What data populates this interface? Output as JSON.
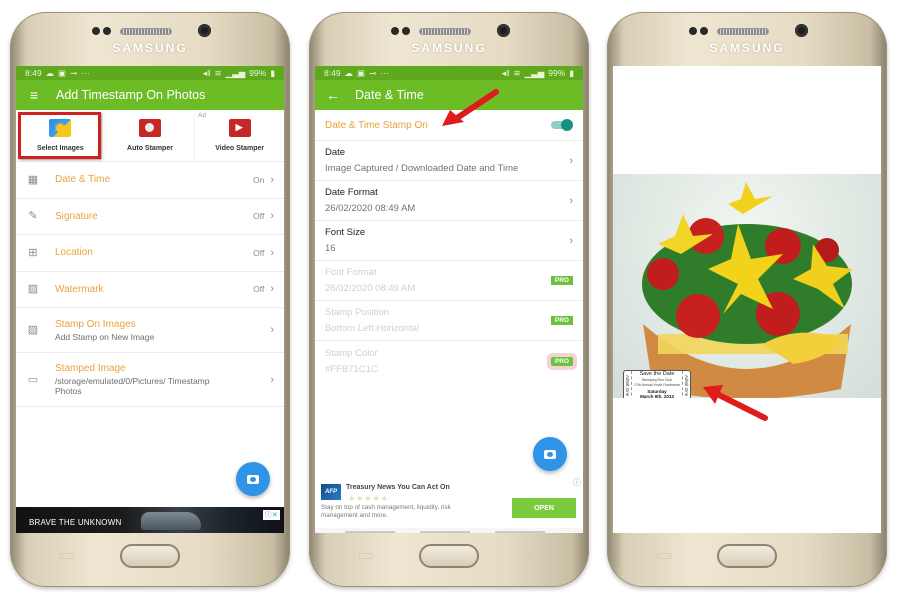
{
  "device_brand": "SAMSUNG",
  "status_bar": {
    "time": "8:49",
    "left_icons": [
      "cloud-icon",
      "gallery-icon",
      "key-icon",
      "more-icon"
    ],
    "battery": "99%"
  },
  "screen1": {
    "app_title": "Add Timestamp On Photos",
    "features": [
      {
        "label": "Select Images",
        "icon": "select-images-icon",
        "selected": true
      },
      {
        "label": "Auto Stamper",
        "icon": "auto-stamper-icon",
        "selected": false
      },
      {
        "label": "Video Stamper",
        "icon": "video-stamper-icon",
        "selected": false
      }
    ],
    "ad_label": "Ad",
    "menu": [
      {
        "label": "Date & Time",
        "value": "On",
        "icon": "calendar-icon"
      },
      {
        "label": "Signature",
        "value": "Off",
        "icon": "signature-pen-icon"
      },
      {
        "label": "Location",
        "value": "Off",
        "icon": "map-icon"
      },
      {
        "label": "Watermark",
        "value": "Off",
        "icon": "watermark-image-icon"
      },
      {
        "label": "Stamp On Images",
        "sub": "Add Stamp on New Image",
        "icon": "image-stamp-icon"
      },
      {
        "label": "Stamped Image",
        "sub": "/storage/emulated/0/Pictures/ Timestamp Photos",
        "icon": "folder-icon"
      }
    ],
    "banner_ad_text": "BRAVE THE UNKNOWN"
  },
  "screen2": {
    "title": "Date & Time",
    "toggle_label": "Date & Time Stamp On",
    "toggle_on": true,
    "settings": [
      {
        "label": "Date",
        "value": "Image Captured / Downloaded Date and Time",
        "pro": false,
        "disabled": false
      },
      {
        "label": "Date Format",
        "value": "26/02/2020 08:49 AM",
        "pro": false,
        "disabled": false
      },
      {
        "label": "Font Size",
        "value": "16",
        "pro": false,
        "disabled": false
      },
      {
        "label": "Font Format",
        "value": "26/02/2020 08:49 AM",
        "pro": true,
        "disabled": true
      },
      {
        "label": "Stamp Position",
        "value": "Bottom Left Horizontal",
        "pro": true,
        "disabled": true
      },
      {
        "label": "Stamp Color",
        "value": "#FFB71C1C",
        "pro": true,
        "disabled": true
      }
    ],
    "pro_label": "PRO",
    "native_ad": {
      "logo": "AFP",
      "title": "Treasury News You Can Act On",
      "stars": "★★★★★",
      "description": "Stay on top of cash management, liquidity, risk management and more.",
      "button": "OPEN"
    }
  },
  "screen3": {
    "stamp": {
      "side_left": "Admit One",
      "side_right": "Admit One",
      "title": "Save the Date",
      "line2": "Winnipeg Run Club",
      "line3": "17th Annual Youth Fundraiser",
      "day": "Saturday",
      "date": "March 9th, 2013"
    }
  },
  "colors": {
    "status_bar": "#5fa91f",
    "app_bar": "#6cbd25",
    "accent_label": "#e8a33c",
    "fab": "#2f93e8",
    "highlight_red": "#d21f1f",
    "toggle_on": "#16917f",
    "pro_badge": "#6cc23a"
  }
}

The task:
Transcribe the complete set of entries verbatim. No pictures belong in the copy.

Task solution:
What data populates this interface? Output as JSON.
{
  "device_brand": "SAMSUNG",
  "status_bar": {
    "time": "8:49",
    "left_icons": [
      "cloud-icon",
      "gallery-icon",
      "key-icon",
      "more-icon"
    ],
    "battery": "99%"
  },
  "screen1": {
    "app_title": "Add Timestamp On Photos",
    "features": [
      {
        "label": "Select Images",
        "icon": "select-images-icon",
        "selected": true
      },
      {
        "label": "Auto Stamper",
        "icon": "auto-stamper-icon",
        "selected": false
      },
      {
        "label": "Video Stamper",
        "icon": "video-stamper-icon",
        "selected": false
      }
    ],
    "ad_label": "Ad",
    "menu": [
      {
        "label": "Date & Time",
        "value": "On",
        "icon": "calendar-icon"
      },
      {
        "label": "Signature",
        "value": "Off",
        "icon": "signature-pen-icon"
      },
      {
        "label": "Location",
        "value": "Off",
        "icon": "map-icon"
      },
      {
        "label": "Watermark",
        "value": "Off",
        "icon": "watermark-image-icon"
      },
      {
        "label": "Stamp On Images",
        "sub": "Add Stamp on New Image",
        "icon": "image-stamp-icon"
      },
      {
        "label": "Stamped Image",
        "sub": "/storage/emulated/0/Pictures/ Timestamp Photos",
        "icon": "folder-icon"
      }
    ],
    "banner_ad_text": "BRAVE THE UNKNOWN"
  },
  "screen2": {
    "title": "Date & Time",
    "toggle_label": "Date & Time Stamp On",
    "toggle_on": true,
    "settings": [
      {
        "label": "Date",
        "value": "Image Captured / Downloaded Date and Time",
        "pro": false,
        "disabled": false
      },
      {
        "label": "Date Format",
        "value": "26/02/2020 08:49 AM",
        "pro": false,
        "disabled": false
      },
      {
        "label": "Font Size",
        "value": "16",
        "pro": false,
        "disabled": false
      },
      {
        "label": "Font Format",
        "value": "26/02/2020 08:49 AM",
        "pro": true,
        "disabled": true
      },
      {
        "label": "Stamp Position",
        "value": "Bottom Left Horizontal",
        "pro": true,
        "disabled": true
      },
      {
        "label": "Stamp Color",
        "value": "#FFB71C1C",
        "pro": true,
        "disabled": true
      }
    ],
    "pro_label": "PRO",
    "native_ad": {
      "logo": "AFP",
      "title": "Treasury News You Can Act On",
      "stars": "★★★★★",
      "description": "Stay on top of cash management, liquidity, risk management and more.",
      "button": "OPEN"
    }
  },
  "screen3": {
    "stamp": {
      "side_left": "Admit One",
      "side_right": "Admit One",
      "title": "Save the Date",
      "line2": "Winnipeg Run Club",
      "line3": "17th Annual Youth Fundraiser",
      "day": "Saturday",
      "date": "March 9th, 2013"
    }
  },
  "colors": {
    "status_bar": "#5fa91f",
    "app_bar": "#6cbd25",
    "accent_label": "#e8a33c",
    "fab": "#2f93e8",
    "highlight_red": "#d21f1f",
    "toggle_on": "#16917f",
    "pro_badge": "#6cc23a"
  }
}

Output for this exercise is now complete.